▶ _Written exercise_: Count how many lines have the word "support" in them. Reply with that number by itself.

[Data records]
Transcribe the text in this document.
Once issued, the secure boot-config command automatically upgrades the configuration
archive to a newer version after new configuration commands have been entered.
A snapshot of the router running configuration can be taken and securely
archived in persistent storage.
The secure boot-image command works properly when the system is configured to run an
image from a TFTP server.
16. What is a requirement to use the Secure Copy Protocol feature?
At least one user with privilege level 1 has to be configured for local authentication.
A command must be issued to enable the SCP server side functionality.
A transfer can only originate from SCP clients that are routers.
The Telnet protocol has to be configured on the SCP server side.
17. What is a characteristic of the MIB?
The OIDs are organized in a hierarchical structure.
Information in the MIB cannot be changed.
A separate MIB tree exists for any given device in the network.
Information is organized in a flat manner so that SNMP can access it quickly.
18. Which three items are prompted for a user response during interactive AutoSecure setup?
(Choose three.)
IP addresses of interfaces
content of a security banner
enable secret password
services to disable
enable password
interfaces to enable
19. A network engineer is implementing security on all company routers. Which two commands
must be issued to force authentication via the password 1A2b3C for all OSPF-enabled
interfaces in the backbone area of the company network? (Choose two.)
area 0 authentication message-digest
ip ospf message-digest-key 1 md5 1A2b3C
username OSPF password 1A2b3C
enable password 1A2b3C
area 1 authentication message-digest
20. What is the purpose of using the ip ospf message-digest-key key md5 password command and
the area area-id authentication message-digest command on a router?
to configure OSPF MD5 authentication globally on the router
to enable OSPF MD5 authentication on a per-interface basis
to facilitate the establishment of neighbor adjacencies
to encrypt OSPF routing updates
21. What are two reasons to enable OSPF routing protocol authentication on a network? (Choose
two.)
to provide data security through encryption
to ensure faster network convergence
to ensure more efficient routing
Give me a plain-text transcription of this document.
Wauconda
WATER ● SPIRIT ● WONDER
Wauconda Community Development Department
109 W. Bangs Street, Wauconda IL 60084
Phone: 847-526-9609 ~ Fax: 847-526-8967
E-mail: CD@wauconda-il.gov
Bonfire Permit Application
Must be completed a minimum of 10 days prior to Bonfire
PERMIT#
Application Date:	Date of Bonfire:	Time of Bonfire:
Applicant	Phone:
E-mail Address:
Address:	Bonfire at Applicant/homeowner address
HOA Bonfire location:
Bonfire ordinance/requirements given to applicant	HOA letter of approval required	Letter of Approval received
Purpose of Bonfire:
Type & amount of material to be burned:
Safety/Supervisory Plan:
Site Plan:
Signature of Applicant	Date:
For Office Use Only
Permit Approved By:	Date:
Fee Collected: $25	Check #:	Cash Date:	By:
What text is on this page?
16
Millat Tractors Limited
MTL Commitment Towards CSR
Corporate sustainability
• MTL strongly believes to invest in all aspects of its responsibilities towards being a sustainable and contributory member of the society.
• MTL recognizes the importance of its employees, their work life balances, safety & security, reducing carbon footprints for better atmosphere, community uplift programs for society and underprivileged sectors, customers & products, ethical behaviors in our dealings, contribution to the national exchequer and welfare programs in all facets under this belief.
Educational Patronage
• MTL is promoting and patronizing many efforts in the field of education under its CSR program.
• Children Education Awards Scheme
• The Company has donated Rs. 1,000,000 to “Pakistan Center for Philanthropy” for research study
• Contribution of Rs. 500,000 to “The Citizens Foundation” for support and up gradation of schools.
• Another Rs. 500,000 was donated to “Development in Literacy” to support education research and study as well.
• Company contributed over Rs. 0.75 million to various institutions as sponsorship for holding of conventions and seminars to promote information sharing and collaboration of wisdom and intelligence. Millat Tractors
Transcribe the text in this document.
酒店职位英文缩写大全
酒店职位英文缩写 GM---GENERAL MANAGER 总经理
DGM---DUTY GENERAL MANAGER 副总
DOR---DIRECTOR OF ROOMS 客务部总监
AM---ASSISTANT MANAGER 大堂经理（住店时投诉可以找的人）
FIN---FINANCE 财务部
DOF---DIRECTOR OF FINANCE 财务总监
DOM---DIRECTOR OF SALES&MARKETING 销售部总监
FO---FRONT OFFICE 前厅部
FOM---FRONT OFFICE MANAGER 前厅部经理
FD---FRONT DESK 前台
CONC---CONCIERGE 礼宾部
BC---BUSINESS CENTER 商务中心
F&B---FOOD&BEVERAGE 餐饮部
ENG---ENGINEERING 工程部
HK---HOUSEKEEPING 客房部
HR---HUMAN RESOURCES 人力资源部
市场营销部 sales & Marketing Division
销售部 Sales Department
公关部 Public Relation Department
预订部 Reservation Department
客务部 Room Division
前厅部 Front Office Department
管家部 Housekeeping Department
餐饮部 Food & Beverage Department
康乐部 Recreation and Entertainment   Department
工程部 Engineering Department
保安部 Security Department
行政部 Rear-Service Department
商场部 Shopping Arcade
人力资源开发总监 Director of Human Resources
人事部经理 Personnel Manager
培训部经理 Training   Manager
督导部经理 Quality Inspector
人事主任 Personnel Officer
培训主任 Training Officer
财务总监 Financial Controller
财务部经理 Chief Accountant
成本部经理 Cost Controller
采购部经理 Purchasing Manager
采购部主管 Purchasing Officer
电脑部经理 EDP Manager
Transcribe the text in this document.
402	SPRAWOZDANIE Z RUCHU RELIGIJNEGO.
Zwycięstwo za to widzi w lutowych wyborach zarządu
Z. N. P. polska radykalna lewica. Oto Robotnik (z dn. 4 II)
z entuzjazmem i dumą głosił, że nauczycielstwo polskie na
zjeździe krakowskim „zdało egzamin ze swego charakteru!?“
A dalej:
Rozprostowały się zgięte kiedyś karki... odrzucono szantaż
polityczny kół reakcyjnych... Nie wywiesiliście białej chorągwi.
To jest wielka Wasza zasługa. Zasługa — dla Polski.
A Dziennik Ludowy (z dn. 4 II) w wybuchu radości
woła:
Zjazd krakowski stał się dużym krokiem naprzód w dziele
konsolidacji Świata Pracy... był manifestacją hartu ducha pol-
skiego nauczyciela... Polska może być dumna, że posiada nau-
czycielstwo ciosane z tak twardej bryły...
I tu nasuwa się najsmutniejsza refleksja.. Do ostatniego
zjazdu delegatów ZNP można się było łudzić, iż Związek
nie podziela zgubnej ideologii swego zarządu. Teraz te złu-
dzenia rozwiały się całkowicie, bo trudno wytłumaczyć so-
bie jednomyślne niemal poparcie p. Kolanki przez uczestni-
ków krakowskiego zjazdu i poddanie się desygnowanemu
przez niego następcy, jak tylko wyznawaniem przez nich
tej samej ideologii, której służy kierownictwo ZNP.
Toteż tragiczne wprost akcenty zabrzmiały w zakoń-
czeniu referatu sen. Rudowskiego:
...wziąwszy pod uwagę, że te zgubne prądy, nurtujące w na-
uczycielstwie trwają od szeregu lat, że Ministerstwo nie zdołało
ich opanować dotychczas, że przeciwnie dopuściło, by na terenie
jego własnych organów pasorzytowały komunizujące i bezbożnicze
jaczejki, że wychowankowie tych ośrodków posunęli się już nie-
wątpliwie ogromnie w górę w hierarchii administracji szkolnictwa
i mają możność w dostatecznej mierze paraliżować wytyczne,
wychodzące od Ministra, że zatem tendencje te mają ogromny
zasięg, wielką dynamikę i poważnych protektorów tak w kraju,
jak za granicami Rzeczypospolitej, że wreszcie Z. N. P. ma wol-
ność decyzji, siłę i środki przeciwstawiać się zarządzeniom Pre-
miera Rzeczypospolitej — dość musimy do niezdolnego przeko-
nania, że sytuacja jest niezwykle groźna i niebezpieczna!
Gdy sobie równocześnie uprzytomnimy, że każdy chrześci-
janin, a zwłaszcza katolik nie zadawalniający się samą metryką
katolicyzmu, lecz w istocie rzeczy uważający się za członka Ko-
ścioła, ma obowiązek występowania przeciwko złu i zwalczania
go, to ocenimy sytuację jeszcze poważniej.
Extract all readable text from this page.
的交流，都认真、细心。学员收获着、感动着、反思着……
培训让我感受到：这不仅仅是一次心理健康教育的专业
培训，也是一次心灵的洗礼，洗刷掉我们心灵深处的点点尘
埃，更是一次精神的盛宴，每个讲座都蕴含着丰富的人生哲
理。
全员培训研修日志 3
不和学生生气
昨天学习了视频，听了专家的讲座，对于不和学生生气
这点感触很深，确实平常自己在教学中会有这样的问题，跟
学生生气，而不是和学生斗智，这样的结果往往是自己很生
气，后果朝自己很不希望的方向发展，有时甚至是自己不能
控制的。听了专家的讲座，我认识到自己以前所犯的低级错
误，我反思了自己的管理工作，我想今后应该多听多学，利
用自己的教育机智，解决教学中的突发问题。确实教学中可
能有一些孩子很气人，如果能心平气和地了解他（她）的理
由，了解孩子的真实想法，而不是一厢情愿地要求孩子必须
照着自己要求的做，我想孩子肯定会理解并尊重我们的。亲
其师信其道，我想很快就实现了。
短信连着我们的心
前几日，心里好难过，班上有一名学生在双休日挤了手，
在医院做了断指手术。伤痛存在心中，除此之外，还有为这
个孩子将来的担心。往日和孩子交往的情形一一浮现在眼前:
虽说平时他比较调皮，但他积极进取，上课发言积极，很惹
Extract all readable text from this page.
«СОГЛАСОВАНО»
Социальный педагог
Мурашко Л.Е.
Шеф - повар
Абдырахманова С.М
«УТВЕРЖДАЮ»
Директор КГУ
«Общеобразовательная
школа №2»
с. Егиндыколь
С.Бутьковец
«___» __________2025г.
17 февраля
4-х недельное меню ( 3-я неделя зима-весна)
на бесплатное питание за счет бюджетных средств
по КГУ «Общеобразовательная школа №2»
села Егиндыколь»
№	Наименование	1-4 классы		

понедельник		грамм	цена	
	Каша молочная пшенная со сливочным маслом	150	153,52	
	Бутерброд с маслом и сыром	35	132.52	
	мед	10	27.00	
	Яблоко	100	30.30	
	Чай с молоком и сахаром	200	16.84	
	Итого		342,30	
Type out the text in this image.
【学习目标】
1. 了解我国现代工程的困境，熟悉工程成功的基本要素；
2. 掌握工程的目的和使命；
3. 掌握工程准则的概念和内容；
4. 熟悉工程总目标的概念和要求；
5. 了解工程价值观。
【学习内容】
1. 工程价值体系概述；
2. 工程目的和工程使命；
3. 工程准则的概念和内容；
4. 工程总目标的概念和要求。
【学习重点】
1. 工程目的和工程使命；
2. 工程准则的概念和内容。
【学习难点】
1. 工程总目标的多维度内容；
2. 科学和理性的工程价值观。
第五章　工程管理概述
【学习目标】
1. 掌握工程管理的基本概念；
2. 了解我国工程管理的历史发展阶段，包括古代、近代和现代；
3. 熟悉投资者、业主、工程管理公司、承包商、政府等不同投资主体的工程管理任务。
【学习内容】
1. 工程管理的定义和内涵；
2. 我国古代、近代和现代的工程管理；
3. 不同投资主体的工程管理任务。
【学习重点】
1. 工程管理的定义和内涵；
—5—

▶ _Result of this task_: 2